Scan the data for "xlabel" and copy the lines it appears in.

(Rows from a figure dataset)
┌────────

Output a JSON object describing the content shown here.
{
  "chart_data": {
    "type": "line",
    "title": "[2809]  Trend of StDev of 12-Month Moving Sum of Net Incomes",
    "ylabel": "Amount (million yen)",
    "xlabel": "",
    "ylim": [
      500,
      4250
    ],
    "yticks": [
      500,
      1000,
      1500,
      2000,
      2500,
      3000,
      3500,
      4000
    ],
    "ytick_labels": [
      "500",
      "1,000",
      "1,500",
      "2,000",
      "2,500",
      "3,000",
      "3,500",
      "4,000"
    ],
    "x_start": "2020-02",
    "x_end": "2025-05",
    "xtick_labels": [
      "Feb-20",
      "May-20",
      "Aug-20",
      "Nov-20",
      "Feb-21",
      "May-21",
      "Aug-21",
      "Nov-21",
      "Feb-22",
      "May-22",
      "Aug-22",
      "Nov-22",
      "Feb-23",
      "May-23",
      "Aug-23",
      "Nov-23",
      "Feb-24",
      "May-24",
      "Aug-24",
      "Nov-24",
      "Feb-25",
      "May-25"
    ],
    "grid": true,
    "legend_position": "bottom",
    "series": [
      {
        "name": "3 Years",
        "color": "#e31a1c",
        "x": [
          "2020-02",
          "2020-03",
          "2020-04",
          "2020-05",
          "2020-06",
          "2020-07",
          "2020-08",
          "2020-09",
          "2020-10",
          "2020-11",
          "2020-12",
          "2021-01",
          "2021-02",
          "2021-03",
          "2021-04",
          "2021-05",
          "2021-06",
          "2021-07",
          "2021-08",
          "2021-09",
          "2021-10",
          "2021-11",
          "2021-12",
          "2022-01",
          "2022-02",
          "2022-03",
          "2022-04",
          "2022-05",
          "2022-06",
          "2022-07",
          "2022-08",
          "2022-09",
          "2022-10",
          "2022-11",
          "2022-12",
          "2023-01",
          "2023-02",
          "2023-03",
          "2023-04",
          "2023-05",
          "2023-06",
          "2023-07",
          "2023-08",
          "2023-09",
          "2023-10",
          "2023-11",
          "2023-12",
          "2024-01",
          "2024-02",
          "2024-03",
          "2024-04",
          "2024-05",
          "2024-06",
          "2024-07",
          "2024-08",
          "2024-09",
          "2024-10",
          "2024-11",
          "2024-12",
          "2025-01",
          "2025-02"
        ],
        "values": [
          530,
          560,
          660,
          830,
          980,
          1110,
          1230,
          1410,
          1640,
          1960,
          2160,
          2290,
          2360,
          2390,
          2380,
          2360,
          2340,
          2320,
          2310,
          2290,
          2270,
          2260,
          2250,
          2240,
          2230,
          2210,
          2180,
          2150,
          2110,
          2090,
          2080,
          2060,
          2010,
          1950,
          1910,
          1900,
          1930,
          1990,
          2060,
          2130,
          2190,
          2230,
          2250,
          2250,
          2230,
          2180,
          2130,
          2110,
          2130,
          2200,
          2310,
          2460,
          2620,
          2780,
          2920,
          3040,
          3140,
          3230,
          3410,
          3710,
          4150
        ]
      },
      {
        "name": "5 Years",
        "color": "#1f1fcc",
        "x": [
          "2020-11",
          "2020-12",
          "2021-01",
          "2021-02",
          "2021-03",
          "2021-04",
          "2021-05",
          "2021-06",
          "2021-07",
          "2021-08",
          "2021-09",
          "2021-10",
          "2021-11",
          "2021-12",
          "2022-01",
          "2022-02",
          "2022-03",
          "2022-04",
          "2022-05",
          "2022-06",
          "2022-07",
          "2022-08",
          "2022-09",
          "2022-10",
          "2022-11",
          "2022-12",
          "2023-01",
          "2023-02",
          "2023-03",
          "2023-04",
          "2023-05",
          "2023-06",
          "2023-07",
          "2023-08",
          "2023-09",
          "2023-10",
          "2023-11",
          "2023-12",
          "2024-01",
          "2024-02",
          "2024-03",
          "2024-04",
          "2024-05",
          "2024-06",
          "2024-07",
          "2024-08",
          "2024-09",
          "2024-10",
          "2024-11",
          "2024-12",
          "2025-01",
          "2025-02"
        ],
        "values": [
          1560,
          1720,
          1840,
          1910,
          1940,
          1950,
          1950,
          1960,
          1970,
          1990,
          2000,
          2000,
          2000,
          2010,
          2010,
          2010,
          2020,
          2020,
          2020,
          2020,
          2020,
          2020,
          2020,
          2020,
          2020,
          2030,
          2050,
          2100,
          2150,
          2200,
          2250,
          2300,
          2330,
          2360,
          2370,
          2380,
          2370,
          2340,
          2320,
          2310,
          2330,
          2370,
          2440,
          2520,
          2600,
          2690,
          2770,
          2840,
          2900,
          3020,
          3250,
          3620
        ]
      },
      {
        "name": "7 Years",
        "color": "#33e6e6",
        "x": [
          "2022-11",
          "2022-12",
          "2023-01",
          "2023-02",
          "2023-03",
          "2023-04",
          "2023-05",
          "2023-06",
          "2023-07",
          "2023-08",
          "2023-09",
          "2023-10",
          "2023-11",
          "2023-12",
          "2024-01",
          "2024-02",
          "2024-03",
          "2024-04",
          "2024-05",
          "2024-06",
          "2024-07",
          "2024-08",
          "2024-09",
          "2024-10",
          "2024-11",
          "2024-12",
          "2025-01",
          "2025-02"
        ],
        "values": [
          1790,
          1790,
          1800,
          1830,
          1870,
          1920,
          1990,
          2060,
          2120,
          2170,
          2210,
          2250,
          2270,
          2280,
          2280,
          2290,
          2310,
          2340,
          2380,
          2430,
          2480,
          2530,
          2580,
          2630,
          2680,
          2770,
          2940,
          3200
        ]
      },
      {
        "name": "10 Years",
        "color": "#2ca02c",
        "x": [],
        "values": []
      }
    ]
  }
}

└────────
┌────────

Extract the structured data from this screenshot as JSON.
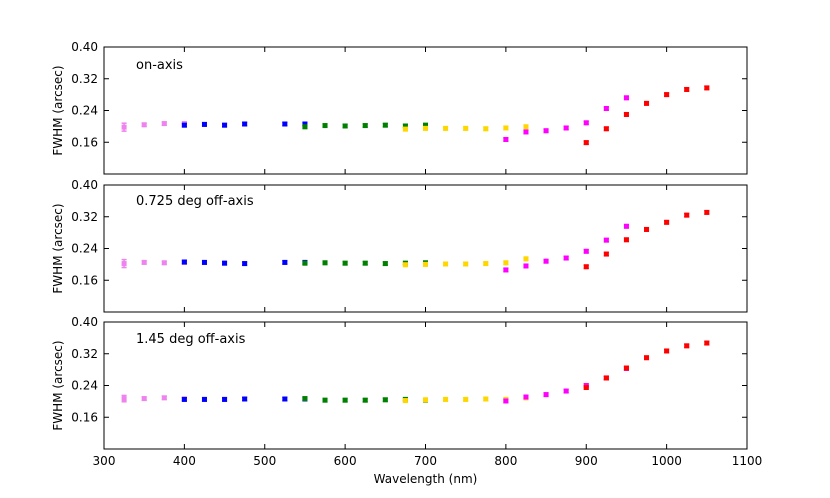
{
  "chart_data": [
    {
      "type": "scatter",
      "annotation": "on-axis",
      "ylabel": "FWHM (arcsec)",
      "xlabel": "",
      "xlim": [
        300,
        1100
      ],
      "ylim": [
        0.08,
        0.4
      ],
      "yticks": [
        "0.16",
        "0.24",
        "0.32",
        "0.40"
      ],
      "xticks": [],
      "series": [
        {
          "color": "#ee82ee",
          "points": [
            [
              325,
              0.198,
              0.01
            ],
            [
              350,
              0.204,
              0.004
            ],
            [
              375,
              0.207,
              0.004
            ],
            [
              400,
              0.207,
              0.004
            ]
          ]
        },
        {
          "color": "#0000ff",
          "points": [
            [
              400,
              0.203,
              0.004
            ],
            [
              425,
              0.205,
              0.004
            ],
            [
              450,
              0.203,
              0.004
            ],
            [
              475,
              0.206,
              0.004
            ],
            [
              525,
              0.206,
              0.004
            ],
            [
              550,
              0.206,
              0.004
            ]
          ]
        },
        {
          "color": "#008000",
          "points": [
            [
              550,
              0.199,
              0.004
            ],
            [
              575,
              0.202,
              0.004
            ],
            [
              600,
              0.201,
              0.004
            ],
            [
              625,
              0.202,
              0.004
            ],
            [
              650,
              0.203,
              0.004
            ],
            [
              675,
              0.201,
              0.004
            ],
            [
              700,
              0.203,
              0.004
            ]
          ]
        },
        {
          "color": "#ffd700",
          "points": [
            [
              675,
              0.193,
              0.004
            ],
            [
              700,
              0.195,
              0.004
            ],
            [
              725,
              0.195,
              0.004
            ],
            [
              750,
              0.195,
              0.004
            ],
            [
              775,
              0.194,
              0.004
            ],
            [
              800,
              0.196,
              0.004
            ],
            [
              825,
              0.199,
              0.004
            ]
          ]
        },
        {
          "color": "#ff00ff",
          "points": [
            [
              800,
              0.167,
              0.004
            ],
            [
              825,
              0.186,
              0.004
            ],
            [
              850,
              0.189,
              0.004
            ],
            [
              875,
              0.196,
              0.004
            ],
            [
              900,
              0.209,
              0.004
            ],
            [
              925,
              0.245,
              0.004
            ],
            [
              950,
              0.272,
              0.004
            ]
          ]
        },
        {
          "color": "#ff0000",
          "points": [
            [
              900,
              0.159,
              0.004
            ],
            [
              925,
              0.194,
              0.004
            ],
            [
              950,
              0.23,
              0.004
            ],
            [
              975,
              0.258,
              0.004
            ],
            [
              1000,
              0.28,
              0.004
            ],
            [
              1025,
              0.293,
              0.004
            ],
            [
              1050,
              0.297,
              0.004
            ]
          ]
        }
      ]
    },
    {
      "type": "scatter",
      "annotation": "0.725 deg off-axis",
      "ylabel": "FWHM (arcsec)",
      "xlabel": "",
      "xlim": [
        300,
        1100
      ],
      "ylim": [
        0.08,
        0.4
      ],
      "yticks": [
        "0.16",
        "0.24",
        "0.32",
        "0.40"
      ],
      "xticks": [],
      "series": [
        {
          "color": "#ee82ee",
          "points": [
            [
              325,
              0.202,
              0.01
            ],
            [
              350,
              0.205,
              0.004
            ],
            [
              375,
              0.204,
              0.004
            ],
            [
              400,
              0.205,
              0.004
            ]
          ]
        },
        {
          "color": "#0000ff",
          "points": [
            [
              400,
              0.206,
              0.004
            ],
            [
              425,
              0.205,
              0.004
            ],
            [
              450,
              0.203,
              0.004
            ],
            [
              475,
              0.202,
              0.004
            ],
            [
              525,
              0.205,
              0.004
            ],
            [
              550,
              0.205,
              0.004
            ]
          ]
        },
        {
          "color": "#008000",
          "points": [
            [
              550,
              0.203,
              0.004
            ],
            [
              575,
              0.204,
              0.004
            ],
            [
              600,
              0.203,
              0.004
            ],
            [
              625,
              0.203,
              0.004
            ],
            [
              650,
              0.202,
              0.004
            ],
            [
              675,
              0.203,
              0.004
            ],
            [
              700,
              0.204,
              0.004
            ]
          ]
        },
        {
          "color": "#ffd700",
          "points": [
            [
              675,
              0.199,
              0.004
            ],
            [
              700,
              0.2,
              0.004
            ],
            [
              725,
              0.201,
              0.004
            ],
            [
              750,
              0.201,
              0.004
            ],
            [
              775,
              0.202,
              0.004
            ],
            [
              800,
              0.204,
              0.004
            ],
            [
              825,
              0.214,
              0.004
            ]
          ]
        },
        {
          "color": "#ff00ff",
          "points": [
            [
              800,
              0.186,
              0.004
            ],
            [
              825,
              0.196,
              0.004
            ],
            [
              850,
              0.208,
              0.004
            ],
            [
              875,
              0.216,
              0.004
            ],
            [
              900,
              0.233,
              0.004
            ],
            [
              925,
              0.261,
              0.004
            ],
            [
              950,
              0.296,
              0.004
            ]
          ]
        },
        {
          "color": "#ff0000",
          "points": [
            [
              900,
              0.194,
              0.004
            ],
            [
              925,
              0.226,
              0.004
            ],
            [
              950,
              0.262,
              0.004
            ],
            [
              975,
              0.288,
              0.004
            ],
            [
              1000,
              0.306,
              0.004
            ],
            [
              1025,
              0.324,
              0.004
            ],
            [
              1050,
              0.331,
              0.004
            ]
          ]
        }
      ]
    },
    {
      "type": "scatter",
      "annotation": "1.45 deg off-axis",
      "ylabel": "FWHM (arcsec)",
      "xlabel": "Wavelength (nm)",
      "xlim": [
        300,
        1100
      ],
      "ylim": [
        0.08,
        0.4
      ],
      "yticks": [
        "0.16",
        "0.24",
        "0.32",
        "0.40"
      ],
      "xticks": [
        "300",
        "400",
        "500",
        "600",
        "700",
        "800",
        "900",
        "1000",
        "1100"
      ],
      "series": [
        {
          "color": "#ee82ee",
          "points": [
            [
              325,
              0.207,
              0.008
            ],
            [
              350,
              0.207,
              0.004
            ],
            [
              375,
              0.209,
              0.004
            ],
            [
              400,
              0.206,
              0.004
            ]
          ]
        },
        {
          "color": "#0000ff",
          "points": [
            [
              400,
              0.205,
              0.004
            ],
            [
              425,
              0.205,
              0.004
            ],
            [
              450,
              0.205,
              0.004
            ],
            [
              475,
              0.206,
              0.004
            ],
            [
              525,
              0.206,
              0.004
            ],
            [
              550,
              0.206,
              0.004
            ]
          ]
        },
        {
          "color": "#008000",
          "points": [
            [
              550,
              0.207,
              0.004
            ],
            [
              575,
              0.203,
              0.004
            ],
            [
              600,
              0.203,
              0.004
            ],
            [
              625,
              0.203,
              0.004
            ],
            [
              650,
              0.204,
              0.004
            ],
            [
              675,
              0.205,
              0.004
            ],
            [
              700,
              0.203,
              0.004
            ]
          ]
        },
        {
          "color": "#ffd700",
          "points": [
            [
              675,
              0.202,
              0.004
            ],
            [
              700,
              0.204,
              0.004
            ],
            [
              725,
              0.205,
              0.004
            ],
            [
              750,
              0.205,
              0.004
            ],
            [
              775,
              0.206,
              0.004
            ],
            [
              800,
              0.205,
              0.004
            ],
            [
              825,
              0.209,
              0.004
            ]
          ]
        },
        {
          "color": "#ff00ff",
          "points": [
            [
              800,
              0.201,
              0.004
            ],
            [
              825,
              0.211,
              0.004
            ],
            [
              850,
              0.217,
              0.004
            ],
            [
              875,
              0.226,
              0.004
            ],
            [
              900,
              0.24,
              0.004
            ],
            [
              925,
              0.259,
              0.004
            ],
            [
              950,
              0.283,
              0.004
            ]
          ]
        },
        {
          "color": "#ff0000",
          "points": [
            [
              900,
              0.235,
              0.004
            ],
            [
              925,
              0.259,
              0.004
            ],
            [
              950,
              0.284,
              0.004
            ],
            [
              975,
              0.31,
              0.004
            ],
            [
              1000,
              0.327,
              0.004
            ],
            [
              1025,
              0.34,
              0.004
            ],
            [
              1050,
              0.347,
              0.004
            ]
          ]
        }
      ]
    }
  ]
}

└────────

# [EXERCISE OUTPUT]
    "xlabel": "",
      "xlabel": "",
      "xlabel": "",
      "xlabel": "Wavelength (nm)",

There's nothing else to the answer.